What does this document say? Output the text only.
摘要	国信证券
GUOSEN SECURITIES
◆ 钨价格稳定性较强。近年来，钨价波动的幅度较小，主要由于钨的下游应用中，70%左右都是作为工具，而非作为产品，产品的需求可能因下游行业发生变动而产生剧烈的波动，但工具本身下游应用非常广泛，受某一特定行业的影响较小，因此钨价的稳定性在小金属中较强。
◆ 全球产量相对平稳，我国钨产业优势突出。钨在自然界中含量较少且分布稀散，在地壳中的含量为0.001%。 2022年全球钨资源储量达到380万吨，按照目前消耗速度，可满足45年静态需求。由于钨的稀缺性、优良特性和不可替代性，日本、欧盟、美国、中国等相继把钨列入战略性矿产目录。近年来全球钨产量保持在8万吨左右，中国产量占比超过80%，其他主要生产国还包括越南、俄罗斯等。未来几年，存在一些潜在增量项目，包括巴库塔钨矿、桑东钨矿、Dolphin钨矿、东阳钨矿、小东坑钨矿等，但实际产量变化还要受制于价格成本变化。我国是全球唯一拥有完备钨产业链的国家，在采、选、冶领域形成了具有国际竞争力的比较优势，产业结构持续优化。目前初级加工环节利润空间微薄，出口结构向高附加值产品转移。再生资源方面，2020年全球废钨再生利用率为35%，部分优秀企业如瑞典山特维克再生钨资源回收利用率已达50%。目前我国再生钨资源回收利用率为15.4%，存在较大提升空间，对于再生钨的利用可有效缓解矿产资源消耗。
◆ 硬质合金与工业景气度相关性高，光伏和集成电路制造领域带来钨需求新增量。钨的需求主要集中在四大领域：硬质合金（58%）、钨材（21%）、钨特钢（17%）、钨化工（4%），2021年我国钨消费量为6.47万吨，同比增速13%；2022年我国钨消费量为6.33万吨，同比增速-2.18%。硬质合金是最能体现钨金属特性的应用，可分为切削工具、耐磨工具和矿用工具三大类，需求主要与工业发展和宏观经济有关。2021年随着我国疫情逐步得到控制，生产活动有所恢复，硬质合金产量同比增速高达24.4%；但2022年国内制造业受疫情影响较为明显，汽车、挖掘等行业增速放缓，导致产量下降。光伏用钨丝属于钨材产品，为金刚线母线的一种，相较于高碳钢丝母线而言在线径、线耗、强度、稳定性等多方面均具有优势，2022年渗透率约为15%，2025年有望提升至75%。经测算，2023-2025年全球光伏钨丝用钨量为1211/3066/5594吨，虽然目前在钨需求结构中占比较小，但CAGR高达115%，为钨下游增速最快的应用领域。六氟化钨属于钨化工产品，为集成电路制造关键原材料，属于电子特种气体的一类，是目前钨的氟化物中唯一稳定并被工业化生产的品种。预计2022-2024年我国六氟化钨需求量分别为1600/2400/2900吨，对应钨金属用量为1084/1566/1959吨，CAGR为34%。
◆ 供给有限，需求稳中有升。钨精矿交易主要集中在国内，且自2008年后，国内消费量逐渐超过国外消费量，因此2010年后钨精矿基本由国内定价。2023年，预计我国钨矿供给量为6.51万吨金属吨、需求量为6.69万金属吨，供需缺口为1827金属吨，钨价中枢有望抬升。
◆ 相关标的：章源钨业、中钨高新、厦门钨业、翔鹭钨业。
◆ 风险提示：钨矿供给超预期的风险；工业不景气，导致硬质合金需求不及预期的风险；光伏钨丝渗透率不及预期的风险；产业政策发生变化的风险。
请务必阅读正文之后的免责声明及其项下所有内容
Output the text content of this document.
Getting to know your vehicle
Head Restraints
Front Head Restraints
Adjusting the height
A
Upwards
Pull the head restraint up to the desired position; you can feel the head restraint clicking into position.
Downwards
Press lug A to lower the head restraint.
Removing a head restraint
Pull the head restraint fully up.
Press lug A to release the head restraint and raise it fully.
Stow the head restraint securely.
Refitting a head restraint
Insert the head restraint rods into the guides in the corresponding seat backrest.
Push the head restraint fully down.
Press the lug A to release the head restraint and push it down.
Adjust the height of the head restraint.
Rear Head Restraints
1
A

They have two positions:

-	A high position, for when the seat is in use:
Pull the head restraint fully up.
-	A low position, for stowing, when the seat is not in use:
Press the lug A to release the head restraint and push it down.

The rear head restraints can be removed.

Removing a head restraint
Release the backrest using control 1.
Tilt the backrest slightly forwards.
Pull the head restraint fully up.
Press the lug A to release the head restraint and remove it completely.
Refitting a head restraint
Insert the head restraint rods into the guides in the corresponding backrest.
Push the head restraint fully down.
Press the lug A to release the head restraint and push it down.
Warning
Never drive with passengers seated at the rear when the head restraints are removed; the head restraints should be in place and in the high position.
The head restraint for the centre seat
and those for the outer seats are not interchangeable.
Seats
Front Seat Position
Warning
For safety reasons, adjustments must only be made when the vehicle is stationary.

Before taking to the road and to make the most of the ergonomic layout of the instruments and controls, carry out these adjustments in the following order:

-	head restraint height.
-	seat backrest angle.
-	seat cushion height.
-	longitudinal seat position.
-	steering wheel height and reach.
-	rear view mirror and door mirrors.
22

□ □ □ □

=== AIM ===
Copy all data exactly, start to finish.

=== TASK RESULT ===
What does this document say? Output the text only.
摘要	国信证券
GUOSEN SECURITIES
◆ 钨价格稳定性较强。近年来，钨价波动的幅度较小，主要由于钨的下游应用中，70%左右都是作为工具，而非作为产品，产品的需求可能因下游行业发生变动而产生剧烈的波动，但工具本身下游应用非常广泛，受某一特定行业的影响较小，因此钨价的稳定性在小金属中较强。
◆ 全球产量相对平稳，我国钨产业优势突出。钨在自然界中含量较少且分布稀散，在地壳中的含量为0.001%。 2022年全球钨资源储量达到380万吨，按照目前消耗速度，可满足45年静态需求。由于钨的稀缺性、优良特性和不可替代性，日本、欧盟、美国、中国等相继把钨列入战略性矿产目录。近年来全球钨产量保持在8万吨左右，中国产量占比超过80%，其他主要生产国还包括越南、俄罗斯等。未来几年，存在一些潜在增量项目，包括巴库塔钨矿、桑东钨矿、Dolphin钨矿、东阳钨矿、小东坑钨矿等，但实际产量变化还要受制于价格成本变化。我国是全球唯一拥有完备钨产业链的国家，在采、选、冶领域形成了具有国际竞争力的比较优势，产业结构持续优化。目前初级加工环节利润空间微薄，出口结构向高附加值产品转移。再生资源方面，2020年全球废钨再生利用率为35%，部分优秀企业如瑞典山特维克再生钨资源回收利用率已达50%。目前我国再生钨资源回收利用率为15.4%，存在较大提升空间，对于再生钨的利用可有效缓解矿产资源消耗。
◆ 硬质合金与工业景气度相关性高，光伏和集成电路制造领域带来钨需求新增量。钨的需求主要集中在四大领域：硬质合金（58%）、钨材（21%）、钨特钢（17%）、钨化工（4%），2021年我国钨消费量为6.47万吨，同比增速13%；2022年我国钨消费量为6.33万吨，同比增速-2.18%。硬质合金是最能体现钨金属特性的应用，可分为切削工具、耐磨工具和矿用工具三大类，需求主要与工业发展和宏观经济有关。2021年随着我国疫情逐步得到控制，生产活动有所恢复，硬质合金产量同比增速高达24.4%；但2022年国内制造业受疫情影响较为明显，汽车、挖掘等行业增速放缓，导致产量下降。光伏用钨丝属于钨材产品，为金刚线母线的一种，相较于高碳钢丝母线而言在线径、线耗、强度、稳定性等多方面均具有优势，2022年渗透率约为15%，2025年有望提升至75%。经测算，2023-2025年全球光伏钨丝用钨量为1211/3066/5594吨，虽然目前在钨需求结构中占比较小，但CAGR高达115%，为钨下游增速最快的应用领域。六氟化钨属于钨化工产品，为集成电路制造关键原材料，属于电子特种气体的一类，是目前钨的氟化物中唯一稳定并被工业化生产的品种。预计2022-2024年我国六氟化钨需求量分别为1600/2400/2900吨，对应钨金属用量为1084/1566/1959吨，CAGR为34%。
◆ 供给有限，需求稳中有升。钨精矿交易主要集中在国内，且自2008年后，国内消费量逐渐超过国外消费量，因此2010年后钨精矿基本由国内定价。2023年，预计我国钨矿供给量为6.51万吨金属吨、需求量为6.69万金属吨，供需缺口为1827金属吨，钨价中枢有望抬升。
◆ 相关标的：章源钨业、中钨高新、厦门钨业、翔鹭钨业。
◆ 风险提示：钨矿供给超预期的风险；工业不景气，导致硬质合金需求不及预期的风险；光伏钨丝渗透率不及预期的风险；产业政策发生变化的风险。
请务必阅读正文之后的免责声明及其项下所有内容
Output the text content of this document.
Getting to know your vehicle
Head Restraints
Front Head Restraints
Adjusting the height
A
Upwards
Pull the head restraint up to the desired position; you can feel the head restraint clicking into position.
Downwards
Press lug A to lower the head restraint.
Removing a head restraint
Pull the head restraint fully up.
Press lug A to release the head restraint and raise it fully.
Stow the head restraint securely.
Refitting a head restraint
Insert the head restraint rods into the guides in the corresponding seat backrest.
Push the head restraint fully down.
Press the lug A to release the head restraint and push it down.
Adjust the height of the head restraint.
Rear Head Restraints
1
A

They have two positions:

-	A high position, for when the seat is in use:
Pull the head restraint fully up.
-	A low position, for stowing, when the seat is not in use:
Press the lug A to release the head restraint and push it down.

The rear head restraints can be removed.

Removing a head restraint
Release the backrest using control 1.
Tilt the backrest slightly forwards.
Pull the head restraint fully up.
Press the lug A to release the head restraint and remove it completely.
Refitting a head restraint
Insert the head restraint rods into the guides in the corresponding backrest.
Push the head restraint fully down.
Press the lug A to release the head restraint and push it down.
Warning
Never drive with passengers seated at the rear when the head restraints are removed; the head restraints should be in place and in the high position.
The head restraint for the centre seat
and those for the outer seats are not interchangeable.
Seats
Front Seat Position
Warning
For safety reasons, adjustments must only be made when the vehicle is stationary.

Before taking to the road and to make the most of the ergonomic layout of the instruments and controls, carry out these adjustments in the following order:

-	head restraint height.
-	seat backrest angle.
-	seat cushion height.
-	longitudinal seat position.
-	steering wheel height and reach.
-	rear view mirror and door mirrors.
22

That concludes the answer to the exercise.